§ **Exercise aim**
Give an exact transcription of every line, dropping the images.

begin Records supplied

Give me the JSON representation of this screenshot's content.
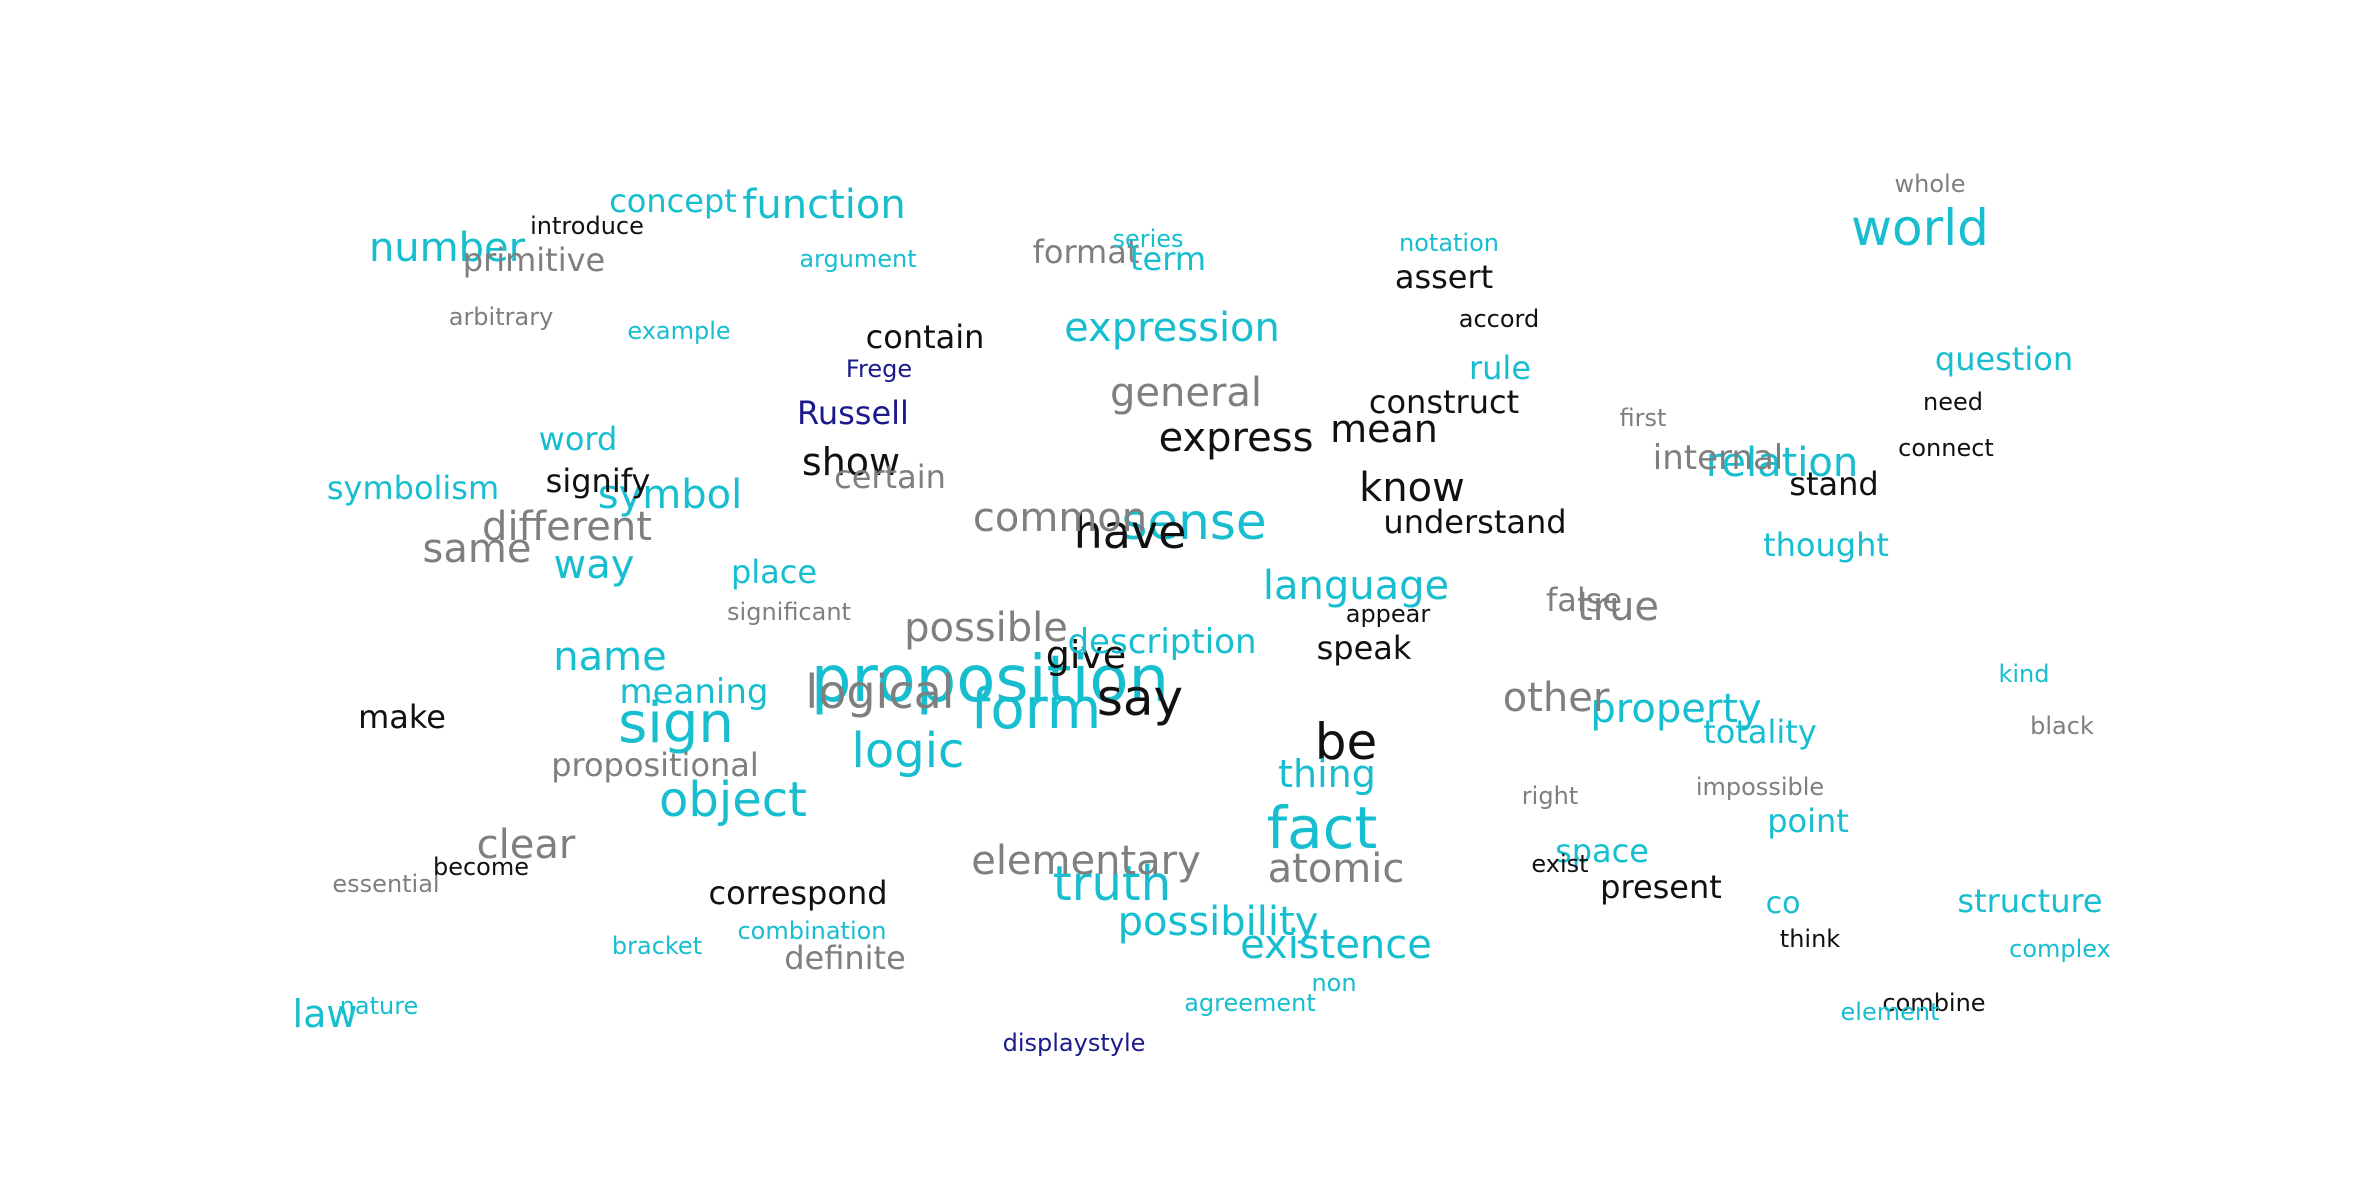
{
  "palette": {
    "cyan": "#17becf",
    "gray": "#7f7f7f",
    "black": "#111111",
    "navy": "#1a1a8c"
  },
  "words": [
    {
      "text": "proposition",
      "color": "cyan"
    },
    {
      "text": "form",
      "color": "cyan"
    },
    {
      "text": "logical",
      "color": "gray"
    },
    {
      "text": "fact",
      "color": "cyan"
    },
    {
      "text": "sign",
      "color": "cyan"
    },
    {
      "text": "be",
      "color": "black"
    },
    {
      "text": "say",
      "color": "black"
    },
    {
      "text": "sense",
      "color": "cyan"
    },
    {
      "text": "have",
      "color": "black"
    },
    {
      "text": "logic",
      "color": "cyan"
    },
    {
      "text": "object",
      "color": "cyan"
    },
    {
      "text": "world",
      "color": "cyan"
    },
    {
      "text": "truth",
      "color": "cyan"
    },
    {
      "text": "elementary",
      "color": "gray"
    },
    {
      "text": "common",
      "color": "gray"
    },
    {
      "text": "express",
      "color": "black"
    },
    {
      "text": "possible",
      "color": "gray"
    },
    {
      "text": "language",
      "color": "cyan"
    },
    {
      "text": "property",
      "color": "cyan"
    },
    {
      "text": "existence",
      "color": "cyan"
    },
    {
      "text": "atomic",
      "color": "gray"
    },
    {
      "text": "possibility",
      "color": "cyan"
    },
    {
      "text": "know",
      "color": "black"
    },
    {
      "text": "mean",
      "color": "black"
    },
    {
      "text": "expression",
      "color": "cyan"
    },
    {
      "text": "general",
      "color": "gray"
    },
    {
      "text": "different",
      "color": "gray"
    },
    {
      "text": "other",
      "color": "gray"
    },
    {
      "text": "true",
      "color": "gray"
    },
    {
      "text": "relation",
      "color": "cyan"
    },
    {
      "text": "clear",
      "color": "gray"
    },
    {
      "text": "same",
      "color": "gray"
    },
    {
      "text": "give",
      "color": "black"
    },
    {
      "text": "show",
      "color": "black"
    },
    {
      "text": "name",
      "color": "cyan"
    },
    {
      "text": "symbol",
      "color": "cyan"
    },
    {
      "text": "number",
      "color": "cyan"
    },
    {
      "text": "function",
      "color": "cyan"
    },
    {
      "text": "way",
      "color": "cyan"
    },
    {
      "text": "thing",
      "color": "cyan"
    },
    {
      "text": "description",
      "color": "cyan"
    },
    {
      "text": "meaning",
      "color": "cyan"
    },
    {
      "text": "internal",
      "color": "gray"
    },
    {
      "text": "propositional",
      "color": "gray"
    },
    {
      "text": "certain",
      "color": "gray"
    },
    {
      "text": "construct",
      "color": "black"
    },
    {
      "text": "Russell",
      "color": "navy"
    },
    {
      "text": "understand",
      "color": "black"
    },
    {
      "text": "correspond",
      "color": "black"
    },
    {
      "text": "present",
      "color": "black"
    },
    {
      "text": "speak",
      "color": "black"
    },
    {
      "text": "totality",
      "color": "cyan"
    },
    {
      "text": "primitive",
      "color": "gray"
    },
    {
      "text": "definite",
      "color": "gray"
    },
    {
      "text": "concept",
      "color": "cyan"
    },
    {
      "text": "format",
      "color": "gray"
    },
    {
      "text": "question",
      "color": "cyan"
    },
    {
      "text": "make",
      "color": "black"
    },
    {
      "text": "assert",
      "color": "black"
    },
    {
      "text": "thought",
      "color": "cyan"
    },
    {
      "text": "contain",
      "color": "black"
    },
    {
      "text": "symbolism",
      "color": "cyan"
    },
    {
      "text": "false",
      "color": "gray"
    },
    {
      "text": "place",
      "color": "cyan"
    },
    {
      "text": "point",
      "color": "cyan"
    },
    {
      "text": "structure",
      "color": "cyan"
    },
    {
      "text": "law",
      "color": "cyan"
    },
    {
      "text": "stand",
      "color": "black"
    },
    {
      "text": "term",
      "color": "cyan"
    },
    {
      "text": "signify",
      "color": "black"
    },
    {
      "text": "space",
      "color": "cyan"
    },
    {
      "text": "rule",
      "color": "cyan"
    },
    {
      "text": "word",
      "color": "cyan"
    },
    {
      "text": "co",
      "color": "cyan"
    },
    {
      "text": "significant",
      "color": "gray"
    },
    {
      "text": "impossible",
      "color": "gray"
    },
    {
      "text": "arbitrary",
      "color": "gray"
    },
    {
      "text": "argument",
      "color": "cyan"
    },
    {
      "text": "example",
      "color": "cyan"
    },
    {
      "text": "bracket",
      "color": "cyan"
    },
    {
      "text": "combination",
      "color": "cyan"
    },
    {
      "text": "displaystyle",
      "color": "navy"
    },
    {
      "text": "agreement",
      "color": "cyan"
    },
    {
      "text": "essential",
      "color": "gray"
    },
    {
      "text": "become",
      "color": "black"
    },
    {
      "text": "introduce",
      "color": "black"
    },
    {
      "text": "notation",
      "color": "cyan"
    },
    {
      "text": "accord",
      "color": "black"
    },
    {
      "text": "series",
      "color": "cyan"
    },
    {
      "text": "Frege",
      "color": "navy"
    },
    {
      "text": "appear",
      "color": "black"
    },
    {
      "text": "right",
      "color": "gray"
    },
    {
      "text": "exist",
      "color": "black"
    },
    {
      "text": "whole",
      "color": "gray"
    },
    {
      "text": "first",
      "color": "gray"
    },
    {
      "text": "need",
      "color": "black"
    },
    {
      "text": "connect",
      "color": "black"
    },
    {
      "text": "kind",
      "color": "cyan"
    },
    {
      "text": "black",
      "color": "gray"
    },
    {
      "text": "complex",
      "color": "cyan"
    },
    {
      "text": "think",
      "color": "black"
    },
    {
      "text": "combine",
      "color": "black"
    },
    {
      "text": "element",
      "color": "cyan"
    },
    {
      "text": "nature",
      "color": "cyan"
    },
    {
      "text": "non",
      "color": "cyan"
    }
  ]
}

end Records supplied

§ **Problem solution**
Give me the JSON representation of this screenshot's content.
{
  "palette": {
    "cyan": "#17becf",
    "gray": "#7f7f7f",
    "black": "#111111",
    "navy": "#1a1a8c"
  },
  "words": [
    {
      "text": "proposition",
      "color": "cyan"
    },
    {
      "text": "form",
      "color": "cyan"
    },
    {
      "text": "logical",
      "color": "gray"
    },
    {
      "text": "fact",
      "color": "cyan"
    },
    {
      "text": "sign",
      "color": "cyan"
    },
    {
      "text": "be",
      "color": "black"
    },
    {
      "text": "say",
      "color": "black"
    },
    {
      "text": "sense",
      "color": "cyan"
    },
    {
      "text": "have",
      "color": "black"
    },
    {
      "text": "logic",
      "color": "cyan"
    },
    {
      "text": "object",
      "color": "cyan"
    },
    {
      "text": "world",
      "color": "cyan"
    },
    {
      "text": "truth",
      "color": "cyan"
    },
    {
      "text": "elementary",
      "color": "gray"
    },
    {
      "text": "common",
      "color": "gray"
    },
    {
      "text": "express",
      "color": "black"
    },
    {
      "text": "possible",
      "color": "gray"
    },
    {
      "text": "language",
      "color": "cyan"
    },
    {
      "text": "property",
      "color": "cyan"
    },
    {
      "text": "existence",
      "color": "cyan"
    },
    {
      "text": "atomic",
      "color": "gray"
    },
    {
      "text": "possibility",
      "color": "cyan"
    },
    {
      "text": "know",
      "color": "black"
    },
    {
      "text": "mean",
      "color": "black"
    },
    {
      "text": "expression",
      "color": "cyan"
    },
    {
      "text": "general",
      "color": "gray"
    },
    {
      "text": "different",
      "color": "gray"
    },
    {
      "text": "other",
      "color": "gray"
    },
    {
      "text": "true",
      "color": "gray"
    },
    {
      "text": "relation",
      "color": "cyan"
    },
    {
      "text": "clear",
      "color": "gray"
    },
    {
      "text": "same",
      "color": "gray"
    },
    {
      "text": "give",
      "color": "black"
    },
    {
      "text": "show",
      "color": "black"
    },
    {
      "text": "name",
      "color": "cyan"
    },
    {
      "text": "symbol",
      "color": "cyan"
    },
    {
      "text": "number",
      "color": "cyan"
    },
    {
      "text": "function",
      "color": "cyan"
    },
    {
      "text": "way",
      "color": "cyan"
    },
    {
      "text": "thing",
      "color": "cyan"
    },
    {
      "text": "description",
      "color": "cyan"
    },
    {
      "text": "meaning",
      "color": "cyan"
    },
    {
      "text": "internal",
      "color": "gray"
    },
    {
      "text": "propositional",
      "color": "gray"
    },
    {
      "text": "certain",
      "color": "gray"
    },
    {
      "text": "construct",
      "color": "black"
    },
    {
      "text": "Russell",
      "color": "navy"
    },
    {
      "text": "understand",
      "color": "black"
    },
    {
      "text": "correspond",
      "color": "black"
    },
    {
      "text": "present",
      "color": "black"
    },
    {
      "text": "speak",
      "color": "black"
    },
    {
      "text": "totality",
      "color": "cyan"
    },
    {
      "text": "primitive",
      "color": "gray"
    },
    {
      "text": "definite",
      "color": "gray"
    },
    {
      "text": "concept",
      "color": "cyan"
    },
    {
      "text": "format",
      "color": "gray"
    },
    {
      "text": "question",
      "color": "cyan"
    },
    {
      "text": "make",
      "color": "black"
    },
    {
      "text": "assert",
      "color": "black"
    },
    {
      "text": "thought",
      "color": "cyan"
    },
    {
      "text": "contain",
      "color": "black"
    },
    {
      "text": "symbolism",
      "color": "cyan"
    },
    {
      "text": "false",
      "color": "gray"
    },
    {
      "text": "place",
      "color": "cyan"
    },
    {
      "text": "point",
      "color": "cyan"
    },
    {
      "text": "structure",
      "color": "cyan"
    },
    {
      "text": "law",
      "color": "cyan"
    },
    {
      "text": "stand",
      "color": "black"
    },
    {
      "text": "term",
      "color": "cyan"
    },
    {
      "text": "signify",
      "color": "black"
    },
    {
      "text": "space",
      "color": "cyan"
    },
    {
      "text": "rule",
      "color": "cyan"
    },
    {
      "text": "word",
      "color": "cyan"
    },
    {
      "text": "co",
      "color": "cyan"
    },
    {
      "text": "significant",
      "color": "gray"
    },
    {
      "text": "impossible",
      "color": "gray"
    },
    {
      "text": "arbitrary",
      "color": "gray"
    },
    {
      "text": "argument",
      "color": "cyan"
    },
    {
      "text": "example",
      "color": "cyan"
    },
    {
      "text": "bracket",
      "color": "cyan"
    },
    {
      "text": "combination",
      "color": "cyan"
    },
    {
      "text": "displaystyle",
      "color": "navy"
    },
    {
      "text": "agreement",
      "color": "cyan"
    },
    {
      "text": "essential",
      "color": "gray"
    },
    {
      "text": "become",
      "color": "black"
    },
    {
      "text": "introduce",
      "color": "black"
    },
    {
      "text": "notation",
      "color": "cyan"
    },
    {
      "text": "accord",
      "color": "black"
    },
    {
      "text": "series",
      "color": "cyan"
    },
    {
      "text": "Frege",
      "color": "navy"
    },
    {
      "text": "appear",
      "color": "black"
    },
    {
      "text": "right",
      "color": "gray"
    },
    {
      "text": "exist",
      "color": "black"
    },
    {
      "text": "whole",
      "color": "gray"
    },
    {
      "text": "first",
      "color": "gray"
    },
    {
      "text": "need",
      "color": "black"
    },
    {
      "text": "connect",
      "color": "black"
    },
    {
      "text": "kind",
      "color": "cyan"
    },
    {
      "text": "black",
      "color": "gray"
    },
    {
      "text": "complex",
      "color": "cyan"
    },
    {
      "text": "think",
      "color": "black"
    },
    {
      "text": "combine",
      "color": "black"
    },
    {
      "text": "element",
      "color": "cyan"
    },
    {
      "text": "nature",
      "color": "cyan"
    },
    {
      "text": "non",
      "color": "cyan"
    }
  ]
}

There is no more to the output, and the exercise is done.